BEGIN Data for this exercise

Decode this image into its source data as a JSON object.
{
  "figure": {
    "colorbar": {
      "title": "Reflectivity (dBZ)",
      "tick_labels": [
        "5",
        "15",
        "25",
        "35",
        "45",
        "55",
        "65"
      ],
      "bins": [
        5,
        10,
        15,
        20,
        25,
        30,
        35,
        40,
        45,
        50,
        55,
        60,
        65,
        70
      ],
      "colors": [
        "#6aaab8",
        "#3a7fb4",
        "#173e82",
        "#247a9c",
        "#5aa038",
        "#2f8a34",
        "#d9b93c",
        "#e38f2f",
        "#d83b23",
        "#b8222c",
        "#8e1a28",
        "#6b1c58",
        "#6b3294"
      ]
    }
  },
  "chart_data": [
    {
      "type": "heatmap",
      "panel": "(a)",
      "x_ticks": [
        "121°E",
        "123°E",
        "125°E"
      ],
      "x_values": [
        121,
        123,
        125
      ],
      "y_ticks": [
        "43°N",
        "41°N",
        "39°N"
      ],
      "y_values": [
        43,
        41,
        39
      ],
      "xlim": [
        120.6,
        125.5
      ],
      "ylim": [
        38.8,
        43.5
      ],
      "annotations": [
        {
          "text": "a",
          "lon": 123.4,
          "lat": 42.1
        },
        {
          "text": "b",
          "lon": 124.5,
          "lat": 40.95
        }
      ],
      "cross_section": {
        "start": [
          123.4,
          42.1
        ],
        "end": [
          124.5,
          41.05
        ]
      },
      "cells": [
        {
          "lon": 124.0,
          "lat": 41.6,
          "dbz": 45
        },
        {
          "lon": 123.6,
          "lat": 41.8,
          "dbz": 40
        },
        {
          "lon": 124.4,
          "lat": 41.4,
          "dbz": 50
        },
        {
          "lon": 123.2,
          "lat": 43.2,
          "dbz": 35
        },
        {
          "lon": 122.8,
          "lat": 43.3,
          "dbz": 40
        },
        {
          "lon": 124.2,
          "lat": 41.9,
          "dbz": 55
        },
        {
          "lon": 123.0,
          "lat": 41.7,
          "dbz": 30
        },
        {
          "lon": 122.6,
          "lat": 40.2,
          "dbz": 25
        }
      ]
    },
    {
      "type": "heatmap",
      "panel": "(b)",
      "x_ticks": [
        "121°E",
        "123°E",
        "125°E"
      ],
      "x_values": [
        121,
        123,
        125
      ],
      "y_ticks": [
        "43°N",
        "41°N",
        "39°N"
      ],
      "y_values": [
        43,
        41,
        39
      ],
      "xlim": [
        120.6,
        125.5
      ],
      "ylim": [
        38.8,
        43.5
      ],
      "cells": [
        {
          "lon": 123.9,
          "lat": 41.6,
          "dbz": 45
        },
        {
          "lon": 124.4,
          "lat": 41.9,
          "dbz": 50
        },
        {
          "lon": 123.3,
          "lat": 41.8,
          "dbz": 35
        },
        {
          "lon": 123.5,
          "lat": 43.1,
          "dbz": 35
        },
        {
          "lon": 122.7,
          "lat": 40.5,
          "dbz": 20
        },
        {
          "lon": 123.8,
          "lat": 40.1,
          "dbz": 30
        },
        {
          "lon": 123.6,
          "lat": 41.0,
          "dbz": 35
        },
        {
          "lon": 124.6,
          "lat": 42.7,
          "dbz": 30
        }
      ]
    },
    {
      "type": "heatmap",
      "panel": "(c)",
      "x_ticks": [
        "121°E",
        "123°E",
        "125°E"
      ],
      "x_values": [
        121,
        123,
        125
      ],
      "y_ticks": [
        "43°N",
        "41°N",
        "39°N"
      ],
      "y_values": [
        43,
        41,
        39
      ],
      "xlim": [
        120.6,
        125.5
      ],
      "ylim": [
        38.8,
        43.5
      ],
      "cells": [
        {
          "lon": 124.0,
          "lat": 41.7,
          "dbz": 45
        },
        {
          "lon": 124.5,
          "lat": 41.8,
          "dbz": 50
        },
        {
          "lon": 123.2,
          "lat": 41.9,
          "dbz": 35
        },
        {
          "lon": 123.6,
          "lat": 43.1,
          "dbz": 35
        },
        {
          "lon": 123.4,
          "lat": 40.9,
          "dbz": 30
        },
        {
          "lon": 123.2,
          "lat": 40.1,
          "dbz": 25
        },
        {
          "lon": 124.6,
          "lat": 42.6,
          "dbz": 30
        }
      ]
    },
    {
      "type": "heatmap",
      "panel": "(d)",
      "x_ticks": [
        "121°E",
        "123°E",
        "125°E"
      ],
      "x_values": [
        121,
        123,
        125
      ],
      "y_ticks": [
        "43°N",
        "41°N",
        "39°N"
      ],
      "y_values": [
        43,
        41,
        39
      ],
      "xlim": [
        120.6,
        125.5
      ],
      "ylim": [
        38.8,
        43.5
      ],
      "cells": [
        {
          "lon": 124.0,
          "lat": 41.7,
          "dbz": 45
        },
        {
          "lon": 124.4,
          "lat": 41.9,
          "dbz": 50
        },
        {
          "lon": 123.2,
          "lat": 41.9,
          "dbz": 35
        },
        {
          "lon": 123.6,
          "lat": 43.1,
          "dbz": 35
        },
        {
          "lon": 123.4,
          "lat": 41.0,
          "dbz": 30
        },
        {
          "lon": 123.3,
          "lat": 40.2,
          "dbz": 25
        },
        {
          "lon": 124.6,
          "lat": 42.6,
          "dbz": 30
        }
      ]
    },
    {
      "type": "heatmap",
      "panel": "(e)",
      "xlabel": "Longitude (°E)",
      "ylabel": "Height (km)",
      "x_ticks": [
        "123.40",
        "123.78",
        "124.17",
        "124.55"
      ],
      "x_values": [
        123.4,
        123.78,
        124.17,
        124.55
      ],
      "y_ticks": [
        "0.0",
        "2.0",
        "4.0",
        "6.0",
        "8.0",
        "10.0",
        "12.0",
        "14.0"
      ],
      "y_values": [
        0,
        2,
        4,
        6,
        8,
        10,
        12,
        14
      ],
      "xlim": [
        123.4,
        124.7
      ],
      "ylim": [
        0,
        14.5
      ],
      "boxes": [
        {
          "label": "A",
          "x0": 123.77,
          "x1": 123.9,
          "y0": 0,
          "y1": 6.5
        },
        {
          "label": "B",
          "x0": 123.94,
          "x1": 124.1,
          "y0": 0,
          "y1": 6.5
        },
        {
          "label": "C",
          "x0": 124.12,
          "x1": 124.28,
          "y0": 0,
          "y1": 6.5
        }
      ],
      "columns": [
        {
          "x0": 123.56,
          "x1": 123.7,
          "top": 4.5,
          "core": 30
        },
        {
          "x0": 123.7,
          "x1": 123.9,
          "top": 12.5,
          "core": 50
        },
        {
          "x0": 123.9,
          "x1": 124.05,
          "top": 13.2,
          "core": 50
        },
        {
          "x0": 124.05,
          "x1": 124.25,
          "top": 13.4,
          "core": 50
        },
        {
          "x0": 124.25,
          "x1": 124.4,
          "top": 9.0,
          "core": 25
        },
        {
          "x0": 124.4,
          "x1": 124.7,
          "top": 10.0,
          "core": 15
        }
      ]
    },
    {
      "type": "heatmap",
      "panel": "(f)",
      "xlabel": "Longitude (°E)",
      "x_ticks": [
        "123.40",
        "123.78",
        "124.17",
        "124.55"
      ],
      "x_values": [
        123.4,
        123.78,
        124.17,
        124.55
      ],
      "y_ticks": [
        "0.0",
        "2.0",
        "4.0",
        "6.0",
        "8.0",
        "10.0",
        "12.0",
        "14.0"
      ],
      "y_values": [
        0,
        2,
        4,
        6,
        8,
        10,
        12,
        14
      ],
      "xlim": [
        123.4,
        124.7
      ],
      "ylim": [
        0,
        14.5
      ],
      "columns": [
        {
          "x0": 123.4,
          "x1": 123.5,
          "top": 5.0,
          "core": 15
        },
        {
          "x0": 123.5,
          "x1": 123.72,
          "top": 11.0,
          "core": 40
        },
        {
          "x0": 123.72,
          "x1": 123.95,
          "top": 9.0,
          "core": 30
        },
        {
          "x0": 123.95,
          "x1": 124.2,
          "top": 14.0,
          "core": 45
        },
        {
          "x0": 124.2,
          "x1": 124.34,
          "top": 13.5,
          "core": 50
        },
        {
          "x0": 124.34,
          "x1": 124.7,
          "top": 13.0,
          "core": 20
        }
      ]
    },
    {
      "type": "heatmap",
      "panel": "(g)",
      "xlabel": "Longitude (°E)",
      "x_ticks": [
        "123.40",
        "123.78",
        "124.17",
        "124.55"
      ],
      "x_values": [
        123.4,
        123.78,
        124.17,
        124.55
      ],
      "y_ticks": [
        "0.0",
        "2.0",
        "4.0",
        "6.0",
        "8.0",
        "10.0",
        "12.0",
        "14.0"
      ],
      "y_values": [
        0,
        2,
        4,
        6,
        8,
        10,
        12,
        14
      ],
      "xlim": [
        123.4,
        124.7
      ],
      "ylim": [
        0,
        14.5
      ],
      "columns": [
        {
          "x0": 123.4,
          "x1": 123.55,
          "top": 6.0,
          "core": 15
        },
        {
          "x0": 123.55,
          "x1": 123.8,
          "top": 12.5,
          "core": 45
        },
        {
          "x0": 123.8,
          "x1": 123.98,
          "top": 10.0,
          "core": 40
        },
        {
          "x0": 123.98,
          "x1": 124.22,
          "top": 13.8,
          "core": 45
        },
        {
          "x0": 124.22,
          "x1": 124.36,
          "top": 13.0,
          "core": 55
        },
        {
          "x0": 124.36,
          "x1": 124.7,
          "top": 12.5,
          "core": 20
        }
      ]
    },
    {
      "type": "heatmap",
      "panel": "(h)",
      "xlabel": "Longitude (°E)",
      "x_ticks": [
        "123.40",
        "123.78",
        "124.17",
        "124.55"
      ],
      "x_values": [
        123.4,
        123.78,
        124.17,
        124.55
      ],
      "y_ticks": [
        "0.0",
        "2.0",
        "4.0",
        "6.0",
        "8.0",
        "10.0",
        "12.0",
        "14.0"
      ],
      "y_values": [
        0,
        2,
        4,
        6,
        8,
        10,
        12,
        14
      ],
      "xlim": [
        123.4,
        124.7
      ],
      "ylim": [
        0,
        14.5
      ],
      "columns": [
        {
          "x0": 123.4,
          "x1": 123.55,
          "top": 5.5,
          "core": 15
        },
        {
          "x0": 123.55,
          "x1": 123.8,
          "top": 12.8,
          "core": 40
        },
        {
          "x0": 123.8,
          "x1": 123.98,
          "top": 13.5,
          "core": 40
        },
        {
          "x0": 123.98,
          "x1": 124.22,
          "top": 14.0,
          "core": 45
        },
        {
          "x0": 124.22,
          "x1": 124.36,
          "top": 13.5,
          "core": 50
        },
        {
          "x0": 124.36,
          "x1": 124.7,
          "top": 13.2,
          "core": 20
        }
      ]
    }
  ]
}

END Data for this exercise

> **Aim of the task**:
Look through the entries above; copy each line where the string "panel" appears.

> **Problem solution**:
      "panel": "(a)",
      "panel": "(b)",
      "panel": "(c)",
      "panel": "(d)",
      "panel": "(e)",
      "panel": "(f)",
      "panel": "(g)",
      "panel": "(h)",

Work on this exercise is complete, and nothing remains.